begin

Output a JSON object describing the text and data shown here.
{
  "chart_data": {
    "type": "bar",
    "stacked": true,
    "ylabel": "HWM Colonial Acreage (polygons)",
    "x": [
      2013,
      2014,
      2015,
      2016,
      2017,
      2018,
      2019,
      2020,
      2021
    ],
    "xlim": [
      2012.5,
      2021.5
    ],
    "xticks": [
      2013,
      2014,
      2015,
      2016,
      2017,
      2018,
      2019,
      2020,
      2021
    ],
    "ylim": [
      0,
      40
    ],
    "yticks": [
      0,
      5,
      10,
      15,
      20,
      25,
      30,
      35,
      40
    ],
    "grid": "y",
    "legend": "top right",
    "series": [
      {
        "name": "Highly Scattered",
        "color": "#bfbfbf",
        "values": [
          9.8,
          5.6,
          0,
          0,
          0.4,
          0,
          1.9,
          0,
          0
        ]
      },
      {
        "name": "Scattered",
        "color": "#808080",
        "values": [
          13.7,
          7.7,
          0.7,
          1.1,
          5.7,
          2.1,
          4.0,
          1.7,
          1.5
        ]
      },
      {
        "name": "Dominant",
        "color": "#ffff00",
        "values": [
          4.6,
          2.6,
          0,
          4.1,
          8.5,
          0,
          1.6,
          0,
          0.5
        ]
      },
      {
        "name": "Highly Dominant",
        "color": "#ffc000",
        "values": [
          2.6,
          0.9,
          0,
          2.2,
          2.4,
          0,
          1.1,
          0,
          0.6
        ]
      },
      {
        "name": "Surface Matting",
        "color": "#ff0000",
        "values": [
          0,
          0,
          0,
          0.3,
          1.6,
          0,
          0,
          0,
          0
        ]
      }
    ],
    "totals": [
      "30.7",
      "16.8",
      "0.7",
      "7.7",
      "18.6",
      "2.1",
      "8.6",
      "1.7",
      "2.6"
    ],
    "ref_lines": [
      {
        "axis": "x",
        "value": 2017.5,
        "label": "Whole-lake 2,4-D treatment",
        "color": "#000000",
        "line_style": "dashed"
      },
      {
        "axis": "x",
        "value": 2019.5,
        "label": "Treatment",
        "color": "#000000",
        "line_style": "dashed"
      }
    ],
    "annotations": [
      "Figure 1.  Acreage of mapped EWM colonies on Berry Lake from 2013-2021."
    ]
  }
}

end

From the entries above, copy every line where the word "color" shows up.

» **FULL ANSWER**:
        "color": "#bfbfbf",
        "color": "#808080",
        "color": "#ffff00",
        "color": "#ffc000",
        "color": "#ff0000",
        "color": "#000000",
        "color": "#000000",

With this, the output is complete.